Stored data
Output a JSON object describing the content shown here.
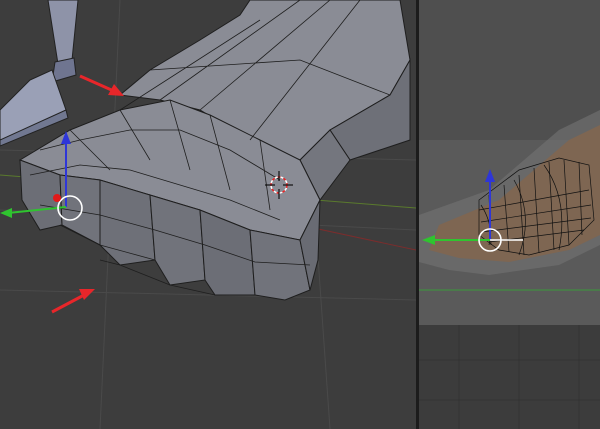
{
  "app": {
    "name": "",
    "left_view_label": "",
    "right_view_label": ""
  },
  "colors": {
    "viewport_bg": "#3d3d3d",
    "mesh_face": "#7b7d86",
    "mesh_edge": "#1e1e1e",
    "axis_x": "#c33a3a",
    "axis_y": "#2fc42f",
    "axis_z": "#2e36d8",
    "annotation_arrow": "#e8262a",
    "skin_reference": "#7e6652"
  },
  "icons": {
    "transform_manipulator": "circle-widget",
    "cursor_3d": "crosshair-3d-cursor",
    "annotation": "red-arrow-icon"
  }
}
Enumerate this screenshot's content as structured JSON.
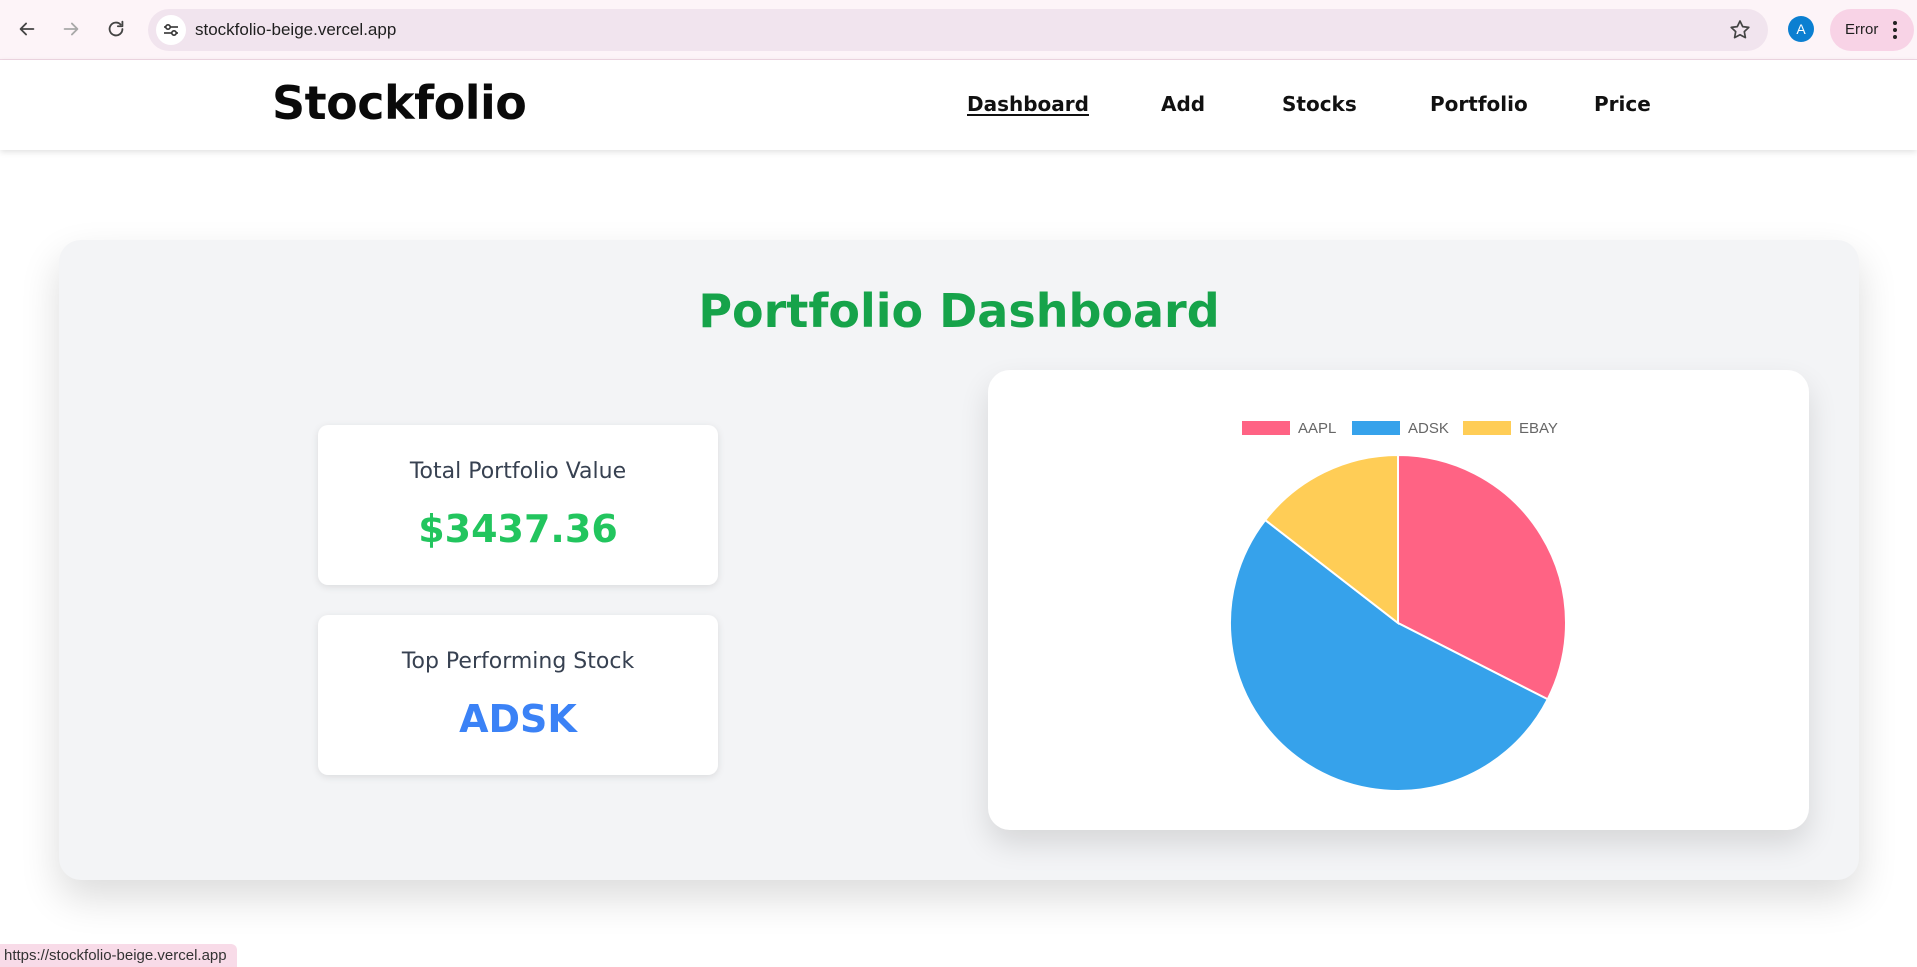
{
  "browser": {
    "url": "stockfolio-beige.vercel.app",
    "profile_initial": "A",
    "error_label": "Error",
    "status_url": "https://stockfolio-beige.vercel.app"
  },
  "header": {
    "brand": "Stockfolio",
    "nav": [
      {
        "label": "Dashboard",
        "active": true
      },
      {
        "label": "Add"
      },
      {
        "label": "Stocks"
      },
      {
        "label": "Portfolio"
      },
      {
        "label": "Price"
      }
    ]
  },
  "dashboard": {
    "title": "Portfolio Dashboard",
    "total_label": "Total Portfolio Value",
    "total_value": "$3437.36",
    "top_label": "Top Performing Stock",
    "top_value": "ADSK"
  },
  "colors": {
    "title_green": "#16a34a",
    "value_green": "#22c55e",
    "ticker_blue": "#3b82f6"
  },
  "chart_data": {
    "type": "pie",
    "categories": [
      "AAPL",
      "ADSK",
      "EBAY"
    ],
    "values": [
      32.5,
      53.0,
      14.5
    ],
    "colors": [
      "#ff6384",
      "#36a2eb",
      "#ffcd56"
    ],
    "legend": "top"
  }
}
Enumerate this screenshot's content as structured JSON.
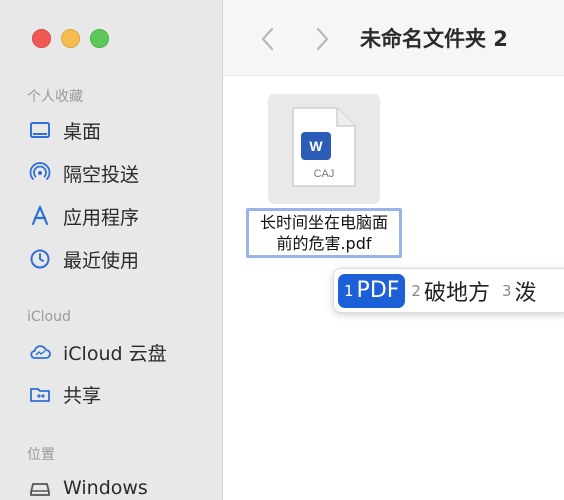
{
  "window": {
    "title": "未命名文件夹 2"
  },
  "sidebar": {
    "sections": [
      {
        "title": "个人收藏",
        "items": [
          {
            "label": "桌面",
            "icon": "desktop-icon"
          },
          {
            "label": "隔空投送",
            "icon": "airdrop-icon"
          },
          {
            "label": "应用程序",
            "icon": "applications-icon"
          },
          {
            "label": "最近使用",
            "icon": "clock-icon"
          }
        ]
      },
      {
        "title": "iCloud",
        "items": [
          {
            "label": "iCloud 云盘",
            "icon": "cloud-icon"
          },
          {
            "label": "共享",
            "icon": "shared-folder-icon"
          }
        ]
      },
      {
        "title": "位置",
        "items": [
          {
            "label": "Windows",
            "icon": "drive-icon"
          }
        ]
      }
    ]
  },
  "file": {
    "icon_ext": "CAJ",
    "icon_badge": "W",
    "name_line1": "长时间坐在电脑面",
    "name_line2": "前的危害.pdf"
  },
  "ime": {
    "candidates": [
      {
        "num": "1",
        "text": "PDF",
        "selected": true
      },
      {
        "num": "2",
        "text": "破地方",
        "selected": false
      },
      {
        "num": "3",
        "text": "泼",
        "selected": false
      }
    ]
  },
  "colors": {
    "accent": "#1d5fd6",
    "sidebar_icon": "#2f6fd6"
  }
}
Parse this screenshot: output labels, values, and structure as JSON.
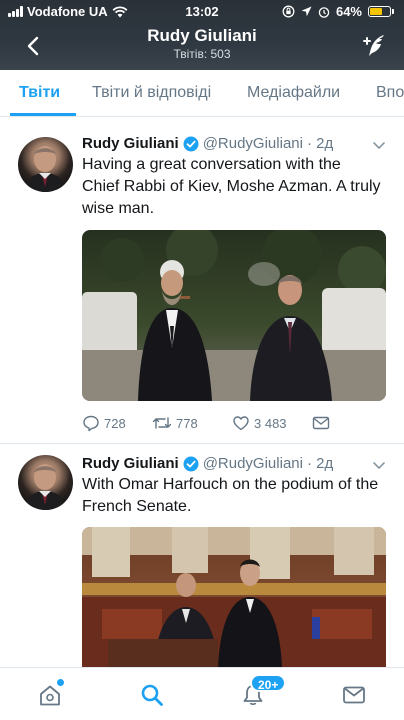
{
  "status_bar": {
    "carrier": "Vodafone UA",
    "time": "13:02",
    "battery": "64%",
    "battery_level": 0.64
  },
  "header": {
    "title": "Rudy Giuliani",
    "tweet_count": "Твітів: 503",
    "back_icon": "chevron-left-icon",
    "compose_icon": "compose-tweet-icon"
  },
  "tabs": [
    {
      "label": "Твіти",
      "active": true
    },
    {
      "label": "Твіти й відповіді",
      "active": false
    },
    {
      "label": "Медіафайли",
      "active": false
    },
    {
      "label": "Впо",
      "active": false
    }
  ],
  "tweets": [
    {
      "name": "Rudy Giuliani",
      "handle": "@RudyGiuliani",
      "time": "· 2д",
      "text": "Having a great conversation with the Chief Rabbi of Kiev, Moshe Azman. A truly wise man.",
      "replies": "728",
      "retweets": "778",
      "likes": "3 483"
    },
    {
      "name": "Rudy Giuliani",
      "handle": "@RudyGiuliani",
      "time": "· 2д",
      "text": "With Omar Harfouch on the podium of the French Senate."
    }
  ],
  "bottom_nav": {
    "notifications_badge": "20+",
    "items": [
      "home-icon",
      "search-icon",
      "notifications-icon",
      "messages-icon"
    ]
  },
  "colors": {
    "accent": "#1da1f2",
    "header_bg": "#2f3841",
    "text_secondary": "#657786"
  }
}
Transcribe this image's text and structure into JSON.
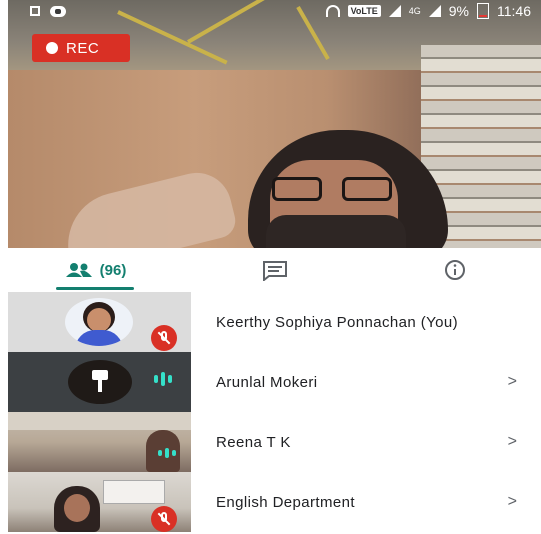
{
  "status_bar": {
    "volte": "VoLTE",
    "network": "4G",
    "battery": "9%",
    "time": "11:46"
  },
  "recording": {
    "label": "REC"
  },
  "tabs": {
    "people_count": "(96)",
    "chat_icon": "chat-icon",
    "info_icon": "info-icon"
  },
  "participants": [
    {
      "name": "Keerthy Sophiya Ponnachan (You)",
      "mic": "muted"
    },
    {
      "name": "Arunlal Mokeri",
      "mic": "speaking"
    },
    {
      "name": "Reena T K",
      "mic": "speaking"
    },
    {
      "name": "English Department",
      "mic": "muted"
    }
  ],
  "colors": {
    "accent": "#137f6f",
    "rec": "#d93025",
    "speaking": "#35e0c9"
  }
}
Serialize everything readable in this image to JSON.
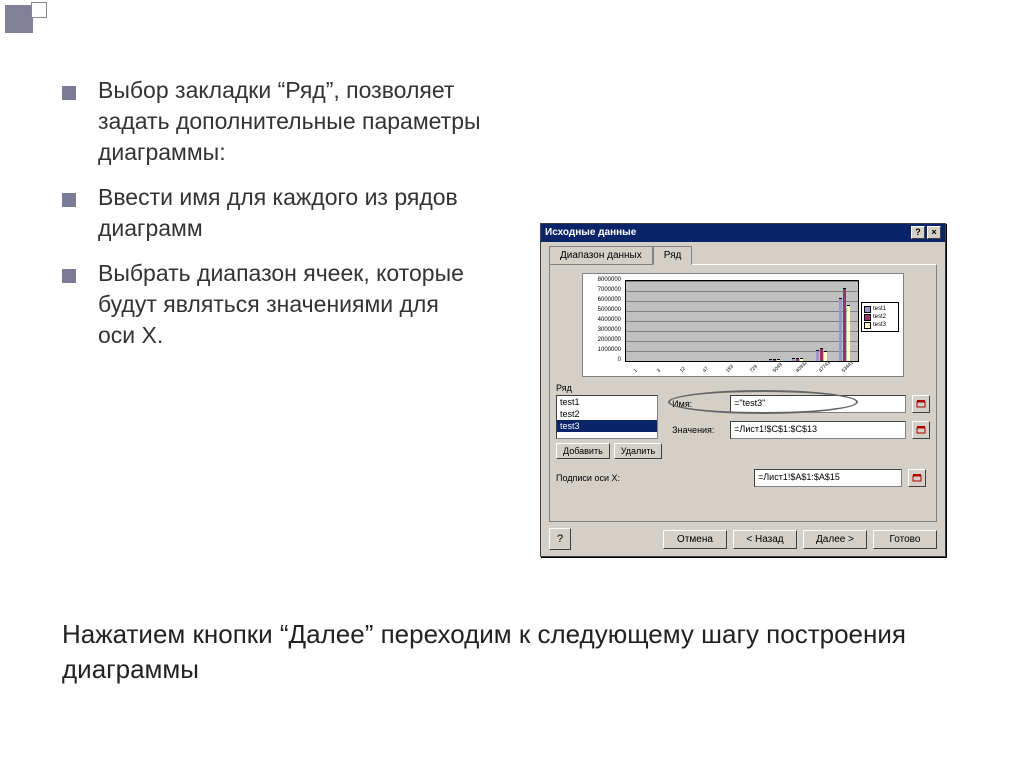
{
  "slide": {
    "bullets": [
      "Выбор закладки “Ряд”, позволяет задать дополнительные параметры диаграммы:",
      "Ввести имя для каждого из рядов диаграмм",
      "Выбрать диапазон ячеек, которые будут являться значениями для оси X."
    ],
    "footer_text": "Нажатием кнопки “Далее” переходим к следующему шагу построения диаграммы"
  },
  "dialog": {
    "title": "Исходные данные",
    "tabs": {
      "data_range": "Диапазон данных",
      "series": "Ряд"
    },
    "series_group_label": "Ряд",
    "series_items": [
      "test1",
      "test2",
      "test3"
    ],
    "series_selected": "test3",
    "add_btn": "Добавить",
    "remove_btn": "Удалить",
    "name_label": "Имя:",
    "name_value": "=\"test3\"",
    "values_label": "Значения:",
    "values_value": "=Лист1!$C$1:$C$13",
    "xlabels_label": "Подписи оси X:",
    "xlabels_value": "=Лист1!$A$1:$A$15",
    "help_icon": "?",
    "cancel": "Отмена",
    "back": "< Назад",
    "next": "Далее >",
    "finish": "Готово",
    "legend": [
      "test1",
      "test2",
      "test3"
    ],
    "legend_colors": [
      "#9999cc",
      "#993366",
      "#ffffcc"
    ]
  },
  "chart_data": {
    "type": "bar",
    "title": "",
    "xlabel": "",
    "ylabel": "",
    "ylim": [
      0,
      8000000
    ],
    "y_ticks": [
      0,
      1000000,
      2000000,
      3000000,
      4000000,
      5000000,
      6000000,
      7000000,
      8000000
    ],
    "categories": [
      "1",
      "3",
      "12",
      "47",
      "183",
      "729",
      "5049",
      "40932",
      "47743",
      "53441"
    ],
    "series": [
      {
        "name": "test1",
        "color": "#9999cc",
        "values": [
          0,
          0,
          0,
          0,
          0,
          0,
          80000,
          200000,
          1000000,
          6200000
        ]
      },
      {
        "name": "test2",
        "color": "#993366",
        "values": [
          0,
          0,
          0,
          0,
          0,
          0,
          90000,
          250000,
          1200000,
          7200000
        ]
      },
      {
        "name": "test3",
        "color": "#ffffcc",
        "values": [
          0,
          0,
          0,
          0,
          0,
          0,
          70000,
          180000,
          900000,
          5500000
        ]
      }
    ]
  }
}
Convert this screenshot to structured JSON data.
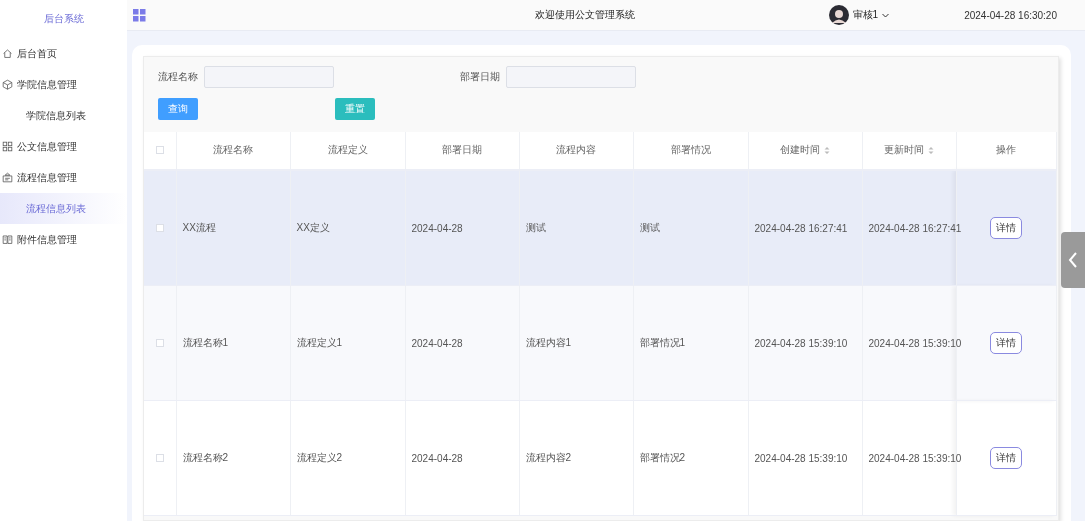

== EXERCISE ==
Find the lines containing "true" and list every one of them.

== EXERCISE OUTPUT ==
        "active": true
        "selected": true
      "active": true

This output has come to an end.